───── Records for this exercise
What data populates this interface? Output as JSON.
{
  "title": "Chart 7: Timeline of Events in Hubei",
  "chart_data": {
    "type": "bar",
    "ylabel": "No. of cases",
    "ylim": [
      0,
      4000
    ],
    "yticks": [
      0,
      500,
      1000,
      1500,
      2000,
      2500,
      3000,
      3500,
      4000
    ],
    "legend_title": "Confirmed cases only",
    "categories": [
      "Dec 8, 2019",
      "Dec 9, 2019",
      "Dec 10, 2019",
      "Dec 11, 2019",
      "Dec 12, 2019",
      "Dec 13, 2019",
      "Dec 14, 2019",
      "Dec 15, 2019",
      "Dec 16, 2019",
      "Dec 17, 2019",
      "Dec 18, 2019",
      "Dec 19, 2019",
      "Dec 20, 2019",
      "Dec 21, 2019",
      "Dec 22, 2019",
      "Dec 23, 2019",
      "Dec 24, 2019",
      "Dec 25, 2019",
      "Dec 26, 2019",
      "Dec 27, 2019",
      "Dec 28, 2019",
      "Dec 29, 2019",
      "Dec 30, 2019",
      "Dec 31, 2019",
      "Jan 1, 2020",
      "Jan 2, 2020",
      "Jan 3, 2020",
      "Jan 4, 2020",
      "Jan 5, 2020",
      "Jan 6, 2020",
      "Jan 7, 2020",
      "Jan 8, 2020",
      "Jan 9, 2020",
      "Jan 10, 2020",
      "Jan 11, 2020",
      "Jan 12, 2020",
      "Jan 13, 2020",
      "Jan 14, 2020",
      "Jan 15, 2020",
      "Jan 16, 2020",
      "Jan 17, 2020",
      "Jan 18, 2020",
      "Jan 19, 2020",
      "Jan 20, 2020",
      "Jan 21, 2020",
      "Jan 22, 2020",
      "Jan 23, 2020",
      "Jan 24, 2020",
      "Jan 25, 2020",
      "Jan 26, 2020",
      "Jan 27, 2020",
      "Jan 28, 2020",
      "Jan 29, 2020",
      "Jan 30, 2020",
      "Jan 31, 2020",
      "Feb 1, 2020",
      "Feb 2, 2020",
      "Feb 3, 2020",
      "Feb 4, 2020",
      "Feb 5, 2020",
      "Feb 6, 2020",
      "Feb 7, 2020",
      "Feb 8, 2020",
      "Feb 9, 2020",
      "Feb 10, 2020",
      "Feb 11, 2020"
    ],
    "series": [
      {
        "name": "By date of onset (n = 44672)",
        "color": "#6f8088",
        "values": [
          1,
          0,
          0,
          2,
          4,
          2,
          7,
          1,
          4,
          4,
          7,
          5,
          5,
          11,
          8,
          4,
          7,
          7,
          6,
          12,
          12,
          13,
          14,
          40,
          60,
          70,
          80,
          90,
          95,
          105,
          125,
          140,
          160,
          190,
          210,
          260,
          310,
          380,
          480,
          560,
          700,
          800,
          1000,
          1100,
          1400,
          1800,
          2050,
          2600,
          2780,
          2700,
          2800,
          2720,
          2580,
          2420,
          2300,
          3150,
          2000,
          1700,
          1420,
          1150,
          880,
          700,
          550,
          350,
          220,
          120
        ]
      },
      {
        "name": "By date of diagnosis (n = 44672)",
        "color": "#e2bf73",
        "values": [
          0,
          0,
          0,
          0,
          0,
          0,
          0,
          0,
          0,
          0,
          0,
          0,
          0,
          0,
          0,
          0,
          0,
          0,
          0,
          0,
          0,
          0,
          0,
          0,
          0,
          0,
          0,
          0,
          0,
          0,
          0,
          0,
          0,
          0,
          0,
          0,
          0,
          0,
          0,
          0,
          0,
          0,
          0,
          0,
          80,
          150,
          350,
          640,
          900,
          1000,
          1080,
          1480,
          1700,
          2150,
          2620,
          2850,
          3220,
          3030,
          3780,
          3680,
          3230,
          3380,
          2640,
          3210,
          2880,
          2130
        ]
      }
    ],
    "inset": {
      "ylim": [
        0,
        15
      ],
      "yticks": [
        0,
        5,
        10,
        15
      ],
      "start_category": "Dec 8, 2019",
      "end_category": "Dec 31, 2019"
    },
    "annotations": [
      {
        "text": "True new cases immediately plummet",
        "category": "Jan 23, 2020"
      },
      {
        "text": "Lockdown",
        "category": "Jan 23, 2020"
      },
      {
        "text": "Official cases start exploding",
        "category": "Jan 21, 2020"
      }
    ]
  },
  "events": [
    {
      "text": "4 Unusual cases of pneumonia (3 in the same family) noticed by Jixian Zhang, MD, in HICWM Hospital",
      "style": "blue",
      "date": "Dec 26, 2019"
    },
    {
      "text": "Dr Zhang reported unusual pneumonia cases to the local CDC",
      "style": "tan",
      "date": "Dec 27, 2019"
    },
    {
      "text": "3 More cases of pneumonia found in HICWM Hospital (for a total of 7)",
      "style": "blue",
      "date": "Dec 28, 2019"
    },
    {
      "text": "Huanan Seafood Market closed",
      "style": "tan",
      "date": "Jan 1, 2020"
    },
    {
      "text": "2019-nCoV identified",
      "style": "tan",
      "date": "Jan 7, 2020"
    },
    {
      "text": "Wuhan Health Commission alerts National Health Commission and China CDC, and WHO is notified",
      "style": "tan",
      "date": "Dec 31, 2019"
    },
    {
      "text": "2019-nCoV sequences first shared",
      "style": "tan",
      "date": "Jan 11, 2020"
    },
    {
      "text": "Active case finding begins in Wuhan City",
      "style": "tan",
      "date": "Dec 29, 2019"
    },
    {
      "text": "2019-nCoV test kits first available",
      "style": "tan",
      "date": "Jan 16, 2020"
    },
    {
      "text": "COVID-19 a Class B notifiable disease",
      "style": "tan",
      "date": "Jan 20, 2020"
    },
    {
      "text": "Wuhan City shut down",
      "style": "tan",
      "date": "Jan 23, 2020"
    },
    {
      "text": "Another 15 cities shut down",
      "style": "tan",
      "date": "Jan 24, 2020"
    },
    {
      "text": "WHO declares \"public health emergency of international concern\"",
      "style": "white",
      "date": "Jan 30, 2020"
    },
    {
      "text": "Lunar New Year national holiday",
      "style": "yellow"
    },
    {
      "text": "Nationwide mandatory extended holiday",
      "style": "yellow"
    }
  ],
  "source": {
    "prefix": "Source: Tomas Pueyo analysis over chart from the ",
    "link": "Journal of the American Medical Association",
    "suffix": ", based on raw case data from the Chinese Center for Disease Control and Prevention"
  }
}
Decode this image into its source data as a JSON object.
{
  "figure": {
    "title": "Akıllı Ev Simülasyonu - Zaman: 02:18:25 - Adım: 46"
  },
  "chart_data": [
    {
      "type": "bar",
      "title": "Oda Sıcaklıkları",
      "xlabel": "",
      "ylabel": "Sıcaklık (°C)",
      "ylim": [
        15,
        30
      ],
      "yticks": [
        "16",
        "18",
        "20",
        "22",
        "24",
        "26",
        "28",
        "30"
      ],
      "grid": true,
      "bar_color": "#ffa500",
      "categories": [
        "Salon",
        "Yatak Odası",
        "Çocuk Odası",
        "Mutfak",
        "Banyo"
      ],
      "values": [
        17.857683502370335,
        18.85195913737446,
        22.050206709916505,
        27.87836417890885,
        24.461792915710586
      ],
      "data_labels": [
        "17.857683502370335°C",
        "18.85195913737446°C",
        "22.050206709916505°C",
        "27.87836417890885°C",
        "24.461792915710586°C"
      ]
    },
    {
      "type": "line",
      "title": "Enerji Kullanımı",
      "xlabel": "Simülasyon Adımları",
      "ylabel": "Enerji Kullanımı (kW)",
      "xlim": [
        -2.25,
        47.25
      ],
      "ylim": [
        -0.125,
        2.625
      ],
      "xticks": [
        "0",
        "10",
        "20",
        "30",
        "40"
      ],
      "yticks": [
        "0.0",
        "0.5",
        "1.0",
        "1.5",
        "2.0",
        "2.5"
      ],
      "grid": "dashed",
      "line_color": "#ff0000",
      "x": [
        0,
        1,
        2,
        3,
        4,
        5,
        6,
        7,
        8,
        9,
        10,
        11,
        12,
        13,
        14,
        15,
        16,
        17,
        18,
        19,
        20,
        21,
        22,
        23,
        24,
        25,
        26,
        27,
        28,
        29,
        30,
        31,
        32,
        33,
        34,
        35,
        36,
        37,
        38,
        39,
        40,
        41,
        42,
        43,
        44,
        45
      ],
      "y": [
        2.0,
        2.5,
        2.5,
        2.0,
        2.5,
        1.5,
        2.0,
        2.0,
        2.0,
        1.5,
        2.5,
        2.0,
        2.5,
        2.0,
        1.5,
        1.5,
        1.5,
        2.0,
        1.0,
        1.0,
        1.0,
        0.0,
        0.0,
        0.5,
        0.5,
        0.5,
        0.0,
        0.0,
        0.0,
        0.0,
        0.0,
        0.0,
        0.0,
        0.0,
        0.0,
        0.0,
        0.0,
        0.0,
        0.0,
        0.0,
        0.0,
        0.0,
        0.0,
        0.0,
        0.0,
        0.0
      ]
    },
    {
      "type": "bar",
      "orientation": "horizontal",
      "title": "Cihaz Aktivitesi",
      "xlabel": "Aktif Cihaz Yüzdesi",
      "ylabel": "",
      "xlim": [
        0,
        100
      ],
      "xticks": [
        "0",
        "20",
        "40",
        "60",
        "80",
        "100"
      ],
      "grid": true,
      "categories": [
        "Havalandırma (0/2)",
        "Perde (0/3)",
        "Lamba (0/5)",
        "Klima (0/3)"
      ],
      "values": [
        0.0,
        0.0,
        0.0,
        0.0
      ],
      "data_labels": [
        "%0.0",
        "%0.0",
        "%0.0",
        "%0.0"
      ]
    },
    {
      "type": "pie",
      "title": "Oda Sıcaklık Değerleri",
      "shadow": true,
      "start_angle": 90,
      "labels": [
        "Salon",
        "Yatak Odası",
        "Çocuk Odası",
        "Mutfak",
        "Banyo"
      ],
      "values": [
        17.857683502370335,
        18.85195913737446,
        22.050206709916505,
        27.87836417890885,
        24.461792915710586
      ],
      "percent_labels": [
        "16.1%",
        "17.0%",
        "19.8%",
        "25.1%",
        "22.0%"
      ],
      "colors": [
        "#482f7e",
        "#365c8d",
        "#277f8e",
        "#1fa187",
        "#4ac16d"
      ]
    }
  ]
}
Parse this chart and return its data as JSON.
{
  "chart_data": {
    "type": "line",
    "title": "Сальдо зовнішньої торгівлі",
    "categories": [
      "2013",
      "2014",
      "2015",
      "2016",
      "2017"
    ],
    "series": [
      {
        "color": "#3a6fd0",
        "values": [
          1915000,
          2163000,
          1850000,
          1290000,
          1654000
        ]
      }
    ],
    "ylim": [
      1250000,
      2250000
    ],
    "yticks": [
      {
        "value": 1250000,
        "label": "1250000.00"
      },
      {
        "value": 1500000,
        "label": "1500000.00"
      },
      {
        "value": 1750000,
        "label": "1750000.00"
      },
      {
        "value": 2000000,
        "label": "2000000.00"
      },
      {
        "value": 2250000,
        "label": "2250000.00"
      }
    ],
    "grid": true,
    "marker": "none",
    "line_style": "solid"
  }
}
──────────
§ What the task requires
Identify the lines in the records above that contain the word "grid", then state how many there are and nothing more.

§ Expected answer
4